--- start of Task material ---

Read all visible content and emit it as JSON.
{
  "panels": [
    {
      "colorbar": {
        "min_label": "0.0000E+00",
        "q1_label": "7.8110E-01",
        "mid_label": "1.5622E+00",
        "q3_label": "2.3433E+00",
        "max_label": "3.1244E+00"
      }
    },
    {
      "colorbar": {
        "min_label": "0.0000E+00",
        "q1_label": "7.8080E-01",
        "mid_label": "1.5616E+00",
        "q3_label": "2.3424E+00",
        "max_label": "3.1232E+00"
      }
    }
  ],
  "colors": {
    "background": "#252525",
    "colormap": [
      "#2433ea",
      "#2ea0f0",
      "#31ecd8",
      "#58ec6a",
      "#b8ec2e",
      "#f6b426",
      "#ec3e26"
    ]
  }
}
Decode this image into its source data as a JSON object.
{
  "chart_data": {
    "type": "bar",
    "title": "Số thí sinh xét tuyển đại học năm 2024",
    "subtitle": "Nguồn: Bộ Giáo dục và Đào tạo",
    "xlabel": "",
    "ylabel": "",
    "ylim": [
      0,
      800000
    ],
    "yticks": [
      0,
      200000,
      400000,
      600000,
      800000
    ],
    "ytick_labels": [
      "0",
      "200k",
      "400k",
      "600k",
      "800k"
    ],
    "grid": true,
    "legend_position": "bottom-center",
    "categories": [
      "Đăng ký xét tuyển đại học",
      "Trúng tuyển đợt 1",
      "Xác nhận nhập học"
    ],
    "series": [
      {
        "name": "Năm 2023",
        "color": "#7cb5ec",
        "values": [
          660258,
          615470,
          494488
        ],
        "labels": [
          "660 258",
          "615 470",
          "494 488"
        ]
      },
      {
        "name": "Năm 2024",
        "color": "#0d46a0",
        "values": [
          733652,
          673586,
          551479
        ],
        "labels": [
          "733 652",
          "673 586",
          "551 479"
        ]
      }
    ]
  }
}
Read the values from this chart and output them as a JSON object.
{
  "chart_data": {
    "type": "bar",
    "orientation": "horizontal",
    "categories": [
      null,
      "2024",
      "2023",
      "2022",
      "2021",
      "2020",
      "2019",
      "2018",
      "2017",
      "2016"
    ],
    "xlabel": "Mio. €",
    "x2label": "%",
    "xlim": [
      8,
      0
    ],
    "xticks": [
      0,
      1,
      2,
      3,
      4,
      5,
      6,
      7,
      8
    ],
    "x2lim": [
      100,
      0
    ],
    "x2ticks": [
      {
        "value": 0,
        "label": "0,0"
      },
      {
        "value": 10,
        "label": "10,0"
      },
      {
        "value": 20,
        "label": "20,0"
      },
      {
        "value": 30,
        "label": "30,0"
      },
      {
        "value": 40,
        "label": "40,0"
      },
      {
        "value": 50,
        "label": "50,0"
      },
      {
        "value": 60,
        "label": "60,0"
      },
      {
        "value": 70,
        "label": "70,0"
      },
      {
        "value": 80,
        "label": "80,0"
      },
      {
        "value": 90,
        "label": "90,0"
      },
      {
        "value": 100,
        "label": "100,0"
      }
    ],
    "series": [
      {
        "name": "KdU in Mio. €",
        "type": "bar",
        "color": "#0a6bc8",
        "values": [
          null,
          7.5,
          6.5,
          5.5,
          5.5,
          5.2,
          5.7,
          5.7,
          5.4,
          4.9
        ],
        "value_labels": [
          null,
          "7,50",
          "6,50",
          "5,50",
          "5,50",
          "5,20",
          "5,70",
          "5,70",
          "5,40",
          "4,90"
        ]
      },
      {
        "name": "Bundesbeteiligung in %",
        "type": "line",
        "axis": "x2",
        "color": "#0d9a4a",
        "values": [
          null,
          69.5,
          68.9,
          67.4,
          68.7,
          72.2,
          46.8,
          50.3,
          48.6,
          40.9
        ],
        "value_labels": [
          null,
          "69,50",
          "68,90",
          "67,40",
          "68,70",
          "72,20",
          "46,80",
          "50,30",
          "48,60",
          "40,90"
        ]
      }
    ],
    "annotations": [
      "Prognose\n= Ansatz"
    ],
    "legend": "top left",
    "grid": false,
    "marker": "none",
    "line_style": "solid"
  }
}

--- end of Task material ---

• **Exercise details**: Which lines include the word "Read"? Copy every one of them.

• **Solution to the problem**:
Read all visible content and emit it as JSON.
Read the values from this chart and output them as a JSON object.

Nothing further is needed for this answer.